**What to do:**
Word for word, retype every entry in the listing.
══ Data shown
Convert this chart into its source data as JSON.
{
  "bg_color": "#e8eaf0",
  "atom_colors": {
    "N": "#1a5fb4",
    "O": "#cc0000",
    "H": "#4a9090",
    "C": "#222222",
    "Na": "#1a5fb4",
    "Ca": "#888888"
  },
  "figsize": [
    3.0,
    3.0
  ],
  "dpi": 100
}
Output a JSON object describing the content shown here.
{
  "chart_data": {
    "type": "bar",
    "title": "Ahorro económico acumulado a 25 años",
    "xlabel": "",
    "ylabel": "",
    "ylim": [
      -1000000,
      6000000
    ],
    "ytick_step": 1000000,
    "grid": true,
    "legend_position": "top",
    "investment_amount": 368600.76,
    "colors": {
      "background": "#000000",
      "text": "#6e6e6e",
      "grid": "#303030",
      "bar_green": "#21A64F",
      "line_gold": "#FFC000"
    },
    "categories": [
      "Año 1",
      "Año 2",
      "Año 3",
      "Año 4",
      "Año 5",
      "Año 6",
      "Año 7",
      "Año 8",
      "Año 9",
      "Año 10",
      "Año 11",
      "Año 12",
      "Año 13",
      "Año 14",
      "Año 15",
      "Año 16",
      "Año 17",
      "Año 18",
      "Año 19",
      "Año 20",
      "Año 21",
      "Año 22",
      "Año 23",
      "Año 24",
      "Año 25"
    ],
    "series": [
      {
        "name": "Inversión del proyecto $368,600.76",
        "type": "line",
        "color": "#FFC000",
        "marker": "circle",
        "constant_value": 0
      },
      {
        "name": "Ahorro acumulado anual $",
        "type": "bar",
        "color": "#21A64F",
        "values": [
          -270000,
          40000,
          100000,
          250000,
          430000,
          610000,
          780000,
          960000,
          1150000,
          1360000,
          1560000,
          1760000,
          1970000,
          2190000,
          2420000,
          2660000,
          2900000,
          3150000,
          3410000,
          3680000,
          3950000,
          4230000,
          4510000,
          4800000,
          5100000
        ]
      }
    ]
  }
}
════
**Response to this exercise:**
Convert this chart into its source data as JSON.
{
  "bg_color": "#e8eaf0",
  "atom_colors": {
    "N": "#1a5fb4",
    "O": "#cc0000",
    "H": "#4a9090",
    "C": "#222222",
    "Na": "#1a5fb4",
    "Ca": "#888888"
  },
  "figsize": [
    3.0,
    3.0
  ],
  "dpi": 100
}
Output a JSON object describing the content shown here.
{
  "chart_data": {
    "type": "bar",
    "title": "Ahorro económico acumulado a 25 años",
    "xlabel": "",
    "ylabel": "",
    "ylim": [
      -1000000,
      6000000
    ],
    "ytick_step": 1000000,
    "grid": true,
    "legend_position": "top",
    "investment_amount": 368600.76,
    "colors": {
      "background": "#000000",
      "text": "#6e6e6e",
      "grid": "#303030",
      "bar_green": "#21A64F",
      "line_gold": "#FFC000"
    },
    "categories": [
      "Año 1",
      "Año 2",
      "Año 3",
      "Año 4",
      "Año 5",
      "Año 6",
      "Año 7",
      "Año 8",
      "Año 9",
      "Año 10",
      "Año 11",
      "Año 12",
      "Año 13",
      "Año 14",
      "Año 15",
      "Año 16",
      "Año 17",
      "Año 18",
      "Año 19",
      "Año 20",
      "Año 21",
      "Año 22",
      "Año 23",
      "Año 24",
      "Año 25"
    ],
    "series": [
      {
        "name": "Inversión del proyecto $368,600.76",
        "type": "line",
        "color": "#FFC000",
        "marker": "circle",
        "constant_value": 0
      },
      {
        "name": "Ahorro acumulado anual $",
        "type": "bar",
        "color": "#21A64F",
        "values": [
          -270000,
          40000,
          100000,
          250000,
          430000,
          610000,
          780000,
          960000,
          1150000,
          1360000,
          1560000,
          1760000,
          1970000,
          2190000,
          2420000,
          2660000,
          2900000,
          3150000,
          3410000,
          3680000,
          3950000,
          4230000,
          4510000,
          4800000,
          5100000
        ]
      }
    ]
  }
}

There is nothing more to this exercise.